_SHORT TASK_
Look below for the line that contains "Convert this document image to plain text.", then copy it and each following line to the end of the records, minus any pictures.

--------------------

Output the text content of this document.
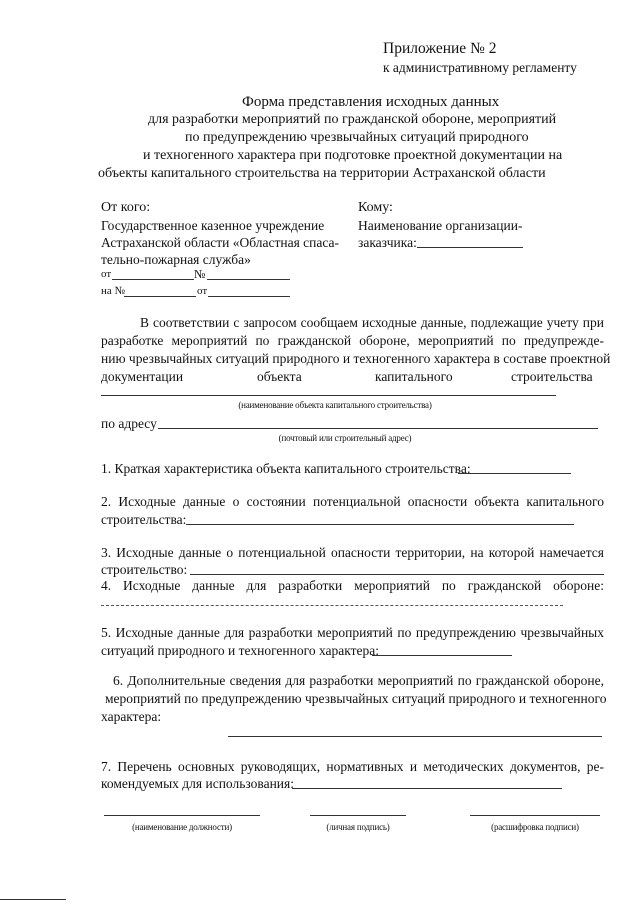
Приложение № 2
к административному регламенту
Форма представления исходных данных
для разработки мероприятий по гражданской обороне, мероприятий
по предупреждению чрезвычайных ситуаций природного
и техногенного характера при подготовке проектной документации на
объекты капитального строительства на территории Астраханской области
От кого:
Государственное казенное учреждение
Астраханской области «Областная спаса-
тельно-пожарная служба»
от	№
на №	от
Кому:
Наименование организации-
заказчика:
В соответствии с запросом сообщаем исходные данные, подлежащие учету при
разработке мероприятий по гражданской обороне, мероприятий по предупрежде-
нию чрезвычайных ситуаций природного и техногенного характера в составе проектной
документации	объекта	капитального	строительства
(наименование объекта капитального строительства)
по адресу
(почтовый или строительный адрес)
1. Краткая характеристика объекта капитального строительства:
2. Исходные данные о состоянии потенциальной опасности объекта капитального
строительства:
3. Исходные данные о потенциальной опасности территории, на которой намечается
строительство:
4. Исходные данные для разработки мероприятий по гражданской обороне:
5. Исходные данные для разработки мероприятий по предупреждению чрезвычайных
ситуаций природного и техногенного характера:
6. Дополнительные сведения для разработки мероприятий по гражданской обороне,
мероприятий по предупреждению чрезвычайных ситуаций природного и техногенного
характера:
7. Перечень основных руководящих, нормативных и методических документов, ре-
комендуемых для использования:
(наименование должности)	(личная подпись)	(расшифровка подписи)
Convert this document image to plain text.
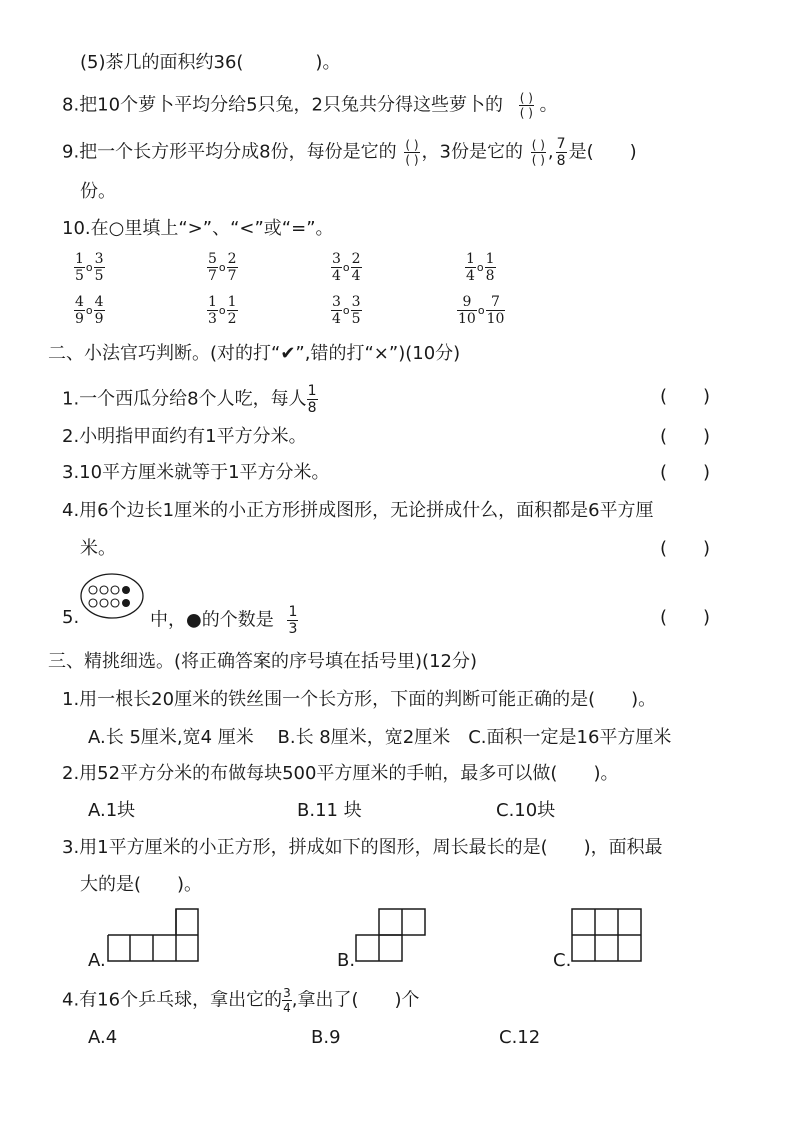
(5)茶几的面积约36(　　　　)。
8.把10个萝卜平均分给5只兔，2只兔共分得这些萝卜的 $\frac{( )}{( )}$ 。
9.把一个长方形平均分成8份，每份是它的 $\frac{( )}{( )}$ ，3份是它的 $\frac{( )}{( )}$ , $\frac{7}{8}$ 是(　　)
份。
10.在○里填上“>”、“<”或“=”。
$\frac{1}{5}$ o $\frac{3}{5}$	$\frac{5}{7}$ o $\frac{2}{7}$	$\frac{3}{4}$ o $\frac{2}{4}$	$\frac{1}{4}$ o $\frac{1}{8}$
$\frac{4}{9}$ o $\frac{4}{9}$	$\frac{1}{3}$ o $\frac{1}{2}$	$\frac{3}{4}$ o $\frac{3}{5}$	$\frac{9}{10}$ o $\frac{7}{10}$
二、小法官巧判断。(对的打“✔”,错的打“×”)(10分)
1.一个西瓜分给8个人吃，每人 $\frac{1}{8}$	(　　)
2.小明指甲面约有1平方分米。	(　　)
3.10平方厘米就等于1平方分米。	(　　)
4.用6个边长1厘米的小正方形拼成图形，无论拼成什么，面积都是6平方厘
米。	(　　)
5.	中，●的个数是 $\frac{1}{3}$	(　　)
三、精挑细选。(将正确答案的序号填在括号里)(12分)
1.用一根长20厘米的铁丝围一个长方形，下面的判断可能正确的是(　　)。
A.长 5厘米,宽4 厘米　 B.长 8厘米，宽2厘米　C.面积一定是16平方厘米
2.用52平方分米的布做每块500平方厘米的手帕，最多可以做(　　)。
A.1块	B.11 块	C.10块
3.用1平方厘米的小正方形，拼成如下的图形，周长最长的是(　　)，面积最
大的是(　　)。
A.	B.	C.
4.有16个乒乓球，拿出它的 $\frac{3}{4}$ ,拿出了(　　)个
A.4	B.9	C.12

--------------------

_ANSWER TO THIS EXERCISE_
Convert this document image to plain text.
(5)茶几的面积约36(　　　　)。
8.把10个萝卜平均分给5只兔，2只兔共分得这些萝卜的 $\frac{( )}{( )}$ 。
9.把一个长方形平均分成8份，每份是它的 $\frac{( )}{( )}$ ，3份是它的 $\frac{( )}{( )}$ , $\frac{7}{8}$ 是(　　)
份。
10.在○里填上“>”、“<”或“=”。
$\frac{1}{5}$ o $\frac{3}{5}$	$\frac{5}{7}$ o $\frac{2}{7}$	$\frac{3}{4}$ o $\frac{2}{4}$	$\frac{1}{4}$ o $\frac{1}{8}$
$\frac{4}{9}$ o $\frac{4}{9}$	$\frac{1}{3}$ o $\frac{1}{2}$	$\frac{3}{4}$ o $\frac{3}{5}$	$\frac{9}{10}$ o $\frac{7}{10}$
二、小法官巧判断。(对的打“✔”,错的打“×”)(10分)
1.一个西瓜分给8个人吃，每人 $\frac{1}{8}$	(　　)
2.小明指甲面约有1平方分米。	(　　)
3.10平方厘米就等于1平方分米。	(　　)
4.用6个边长1厘米的小正方形拼成图形，无论拼成什么，面积都是6平方厘
米。	(　　)
5.	中，●的个数是 $\frac{1}{3}$	(　　)
三、精挑细选。(将正确答案的序号填在括号里)(12分)
1.用一根长20厘米的铁丝围一个长方形，下面的判断可能正确的是(　　)。
A.长 5厘米,宽4 厘米　 B.长 8厘米，宽2厘米　C.面积一定是16平方厘米
2.用52平方分米的布做每块500平方厘米的手帕，最多可以做(　　)。
A.1块	B.11 块	C.10块
3.用1平方厘米的小正方形，拼成如下的图形，周长最长的是(　　)，面积最
大的是(　　)。
A.	B.	C.
4.有16个乒乓球，拿出它的 $\frac{3}{4}$ ,拿出了(　　)个
A.4	B.9	C.12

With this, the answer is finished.